◆ SELECTION:
begin
Hope for Living: We spend time on the relationships we care about


How often do you go to church?

I ask because almost two months ago, we had more people in church on a Sunday than I can remember having in a long time.

Why was that? Because it was Easter Sunday. Everyone seems to want to include church in their celebration of Easter. Why is that? Why is it that, along with Christmas, Easter moves so many people to go to church?

A more pertinent question would be: Why don’t those same people go to church at other times of the year? The answer, for some of them, is that they don’t really believe in Jesus. They accept the religious context of the historical events of the Christmas and Easter holidays, so they go to church to celebrate them.

But believing in the story of Jesus of Nazareth as the story of their own salvation is another matter. If it weren’t, they’d probably be in church more often.

I say “probably” because there are also those who do believe in Jesus but still have difficulty going to church. And that’s not a good thing. It’s harmful to a person’s faith to stay away from church.

Think of it in terms of a relationship you really care about. How healthy would your marriage be if you never went home to your spouse? How healthy would your relationship with your children be if you never took time to go to their games or dance recitals or school activities? How close would you be with those you love if you didn’t spend time with them?
end
◆ REQUEST 1: In the rows below, begin at the line that has "panel-header: 同步 helloworld" and stop after the line that has "action-link-actions[interactable]: 操作 [204, 133, 230, 152]". Render those lines as a Markdown table with the columns Line No. and Content, leaving out any blank lines.

◆ DATA SHOWN:
begin
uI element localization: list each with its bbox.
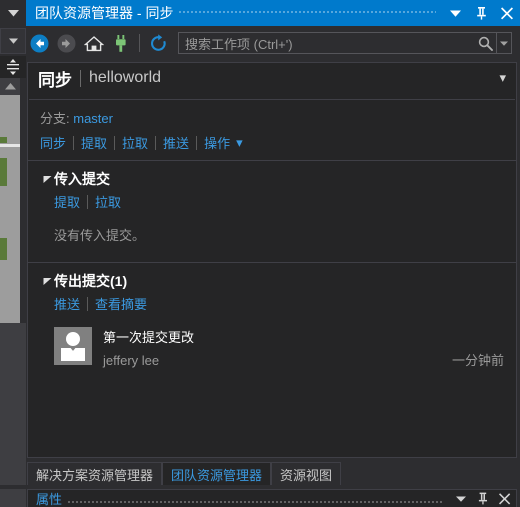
panel-header: 同步 helloworld ▾ [28, 63, 516, 93]
properties-panel-header: 属性 [27, 489, 517, 507]
commit-message: 第一次提交更改 [103, 330, 195, 345]
expand-triangle-icon[interactable] [40, 175, 54, 184]
tab-solution-explorer[interactable]: 解决方案资源管理器 [27, 462, 163, 485]
search-icon [478, 36, 493, 51]
outgoing-section-title: 传出提交(1) [54, 273, 128, 289]
commit-author: jeffery lee [103, 353, 160, 368]
gutter-secondary-dropdown[interactable] [0, 28, 26, 54]
action-link-actions[interactable]: 操作 [204, 133, 230, 152]
actions-caret-icon[interactable]: ▾ [236, 135, 243, 151]
outgoing-commits-section: 传出提交(1) 推送 查看摘要 第一次提交更改 jeffery lee 一分钟前 [28, 262, 516, 379]
search-input[interactable]: 搜索工作项 (Ctrl+') [179, 34, 474, 53]
chevron-down-icon [8, 38, 18, 44]
commit-list-item[interactable]: 第一次提交更改 jeffery lee 一分钟前 [28, 313, 516, 379]
outgoing-link-view-summary[interactable]: 查看摘要 [95, 294, 147, 313]
window-title-bar: 团队资源管理器 - 同步 [26, 0, 520, 26]
incoming-empty-message: 没有传入提交。 [54, 228, 146, 243]
branch-label: 分支: [40, 111, 70, 126]
team-explorer-panel: 同步 helloworld ▾ 分支: master 同步 提取 拉取 推送 操… [27, 62, 517, 458]
outgoing-section-header[interactable]: 传出提交(1) [28, 271, 516, 291]
chevron-down-icon [456, 496, 466, 502]
search-work-items-box[interactable]: 搜索工作项 (Ctrl+') [178, 32, 512, 54]
caret-up-icon [4, 83, 16, 90]
action-link-push[interactable]: 推送 [163, 133, 189, 152]
gutter-edge-fill [20, 78, 26, 323]
action-link-sync[interactable]: 同步 [40, 133, 66, 152]
window-title: 团队资源管理器 - 同步 [35, 5, 174, 21]
chevron-down-icon [449, 10, 461, 17]
home-icon [83, 35, 104, 51]
properties-grip[interactable] [68, 490, 444, 507]
forward-button[interactable] [53, 30, 80, 56]
search-dropdown-button[interactable] [496, 33, 511, 53]
triangle-expanded-icon [43, 175, 51, 183]
incoming-section-header[interactable]: 传入提交 [28, 169, 516, 189]
properties-close-button[interactable] [494, 490, 516, 507]
incoming-link-fetch[interactable]: 提取 [54, 192, 80, 211]
action-link-pull[interactable]: 拉取 [122, 133, 148, 152]
toolbar-separator [139, 34, 140, 52]
panel-menu-caret[interactable]: ▾ [499, 70, 506, 86]
chevron-down-icon [7, 10, 19, 17]
navigation-toolbar: 搜索工作项 (Ctrl+') [26, 26, 520, 60]
action-link-fetch[interactable]: 提取 [81, 133, 107, 152]
action-links-row: 同步 提取 拉取 推送 操作 ▾ [28, 127, 516, 160]
page-title: 同步 [38, 70, 72, 90]
triangle-expanded-icon [43, 277, 51, 285]
tab-resource-view[interactable]: 资源视图 [271, 462, 342, 485]
title-bar-grip[interactable] [179, 0, 436, 26]
team-explorer-window: 团队资源管理器 - 同步 搜索工作项 (Ctrl+') 同步 helloworl… [0, 0, 520, 507]
branch-row: 分支: master [28, 100, 516, 127]
avatar-head-shape [66, 332, 80, 346]
incoming-link-pull[interactable]: 拉取 [95, 192, 121, 211]
left-gutter [0, 0, 26, 507]
change-marker [0, 137, 7, 143]
incoming-commits-section: 传入提交 提取 拉取 没有传入提交。 [28, 160, 516, 262]
pin-icon [476, 7, 486, 20]
pin-icon [478, 492, 487, 505]
adjacent-panel-scrollbar[interactable] [0, 78, 26, 323]
window-close-button[interactable] [494, 0, 520, 26]
scrollbar-thumb[interactable] [0, 95, 20, 323]
outgoing-link-push[interactable]: 推送 [54, 294, 80, 313]
back-button[interactable] [26, 30, 53, 56]
refresh-icon [150, 33, 166, 51]
window-pin-button[interactable] [468, 0, 494, 26]
avatar-body-shape [61, 348, 85, 361]
vertical-resize-icon [7, 59, 19, 75]
avatar [54, 327, 92, 365]
gutter-dropdown-button[interactable] [0, 0, 26, 26]
change-marker [0, 238, 7, 260]
scrollbar-up-arrow[interactable] [0, 78, 20, 95]
forward-icon [57, 34, 76, 52]
branch-name[interactable]: master [73, 111, 113, 126]
bottom-tab-strip: 解决方案资源管理器 团队资源管理器 资源视图 [27, 461, 517, 485]
refresh-button[interactable] [145, 30, 172, 56]
chevron-down-icon [500, 41, 508, 46]
back-icon [30, 34, 49, 52]
plug-icon [115, 34, 126, 52]
home-button[interactable] [80, 30, 107, 56]
project-name: helloworld [89, 69, 162, 86]
commit-time: 一分钟前 [451, 353, 504, 368]
incoming-links: 提取 拉取 [28, 189, 516, 211]
connect-button[interactable] [107, 30, 134, 56]
window-dropdown-button[interactable] [442, 0, 468, 26]
close-icon [499, 492, 511, 504]
properties-pin-button[interactable] [472, 490, 494, 507]
panel-splitter-handle[interactable] [0, 56, 26, 78]
close-icon [500, 6, 513, 19]
properties-title: 属性 [36, 492, 63, 507]
header-divider [80, 69, 81, 87]
tab-team-explorer[interactable]: 团队资源管理器 [162, 462, 272, 485]
incoming-section-title: 传入提交 [54, 171, 110, 187]
outgoing-links: 推送 查看摘要 [28, 291, 516, 313]
gutter-lower-fill [0, 323, 26, 507]
search-icon-button[interactable] [474, 36, 496, 51]
change-marker [0, 158, 7, 186]
expand-triangle-icon[interactable] [40, 277, 54, 286]
properties-dropdown-button[interactable] [450, 490, 472, 507]
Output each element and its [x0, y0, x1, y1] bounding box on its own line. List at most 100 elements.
end
◆ REQUEST 2: Translate this sentence from the piece on church attendance into Spanish: "It’s harmful to a person’s faith to stay away from church."

◆ RESULT 1:
| Line No. | Content |
|---|---|
| 1 | panel-header: 同步 helloworld ▾ [28, 63, 516, 93] |
| 2 | properties-panel-header: 属性 [27, 489, 517, 507] |
| 3 | commit-message: 第一次提交更改 [103, 330, 195, 345] |
| 4 | expand-triangle-icon[interactable] [40, 175, 54, 184] |
| 5 | tab-solution-explorer[interactable]: 解决方案资源管理器 [27, 462, 163, 485] |
| 6 | search-icon [478, 36, 493, 51] |
| 7 | outgoing-section-title: 传出提交(1) [54, 273, 128, 289] |
| 8 | commit-author: jeffery lee [103, 353, 160, 368] |
| 9 | gutter-secondary-dropdown[interactable] [0, 28, 26, 54] |
| 10 | action-link-actions[interactable]: 操作 [204, 133, 230, 152] |

◆ RESULT 2: Mantenerse alejado de la iglesia es perjudicial para la fe de una persona.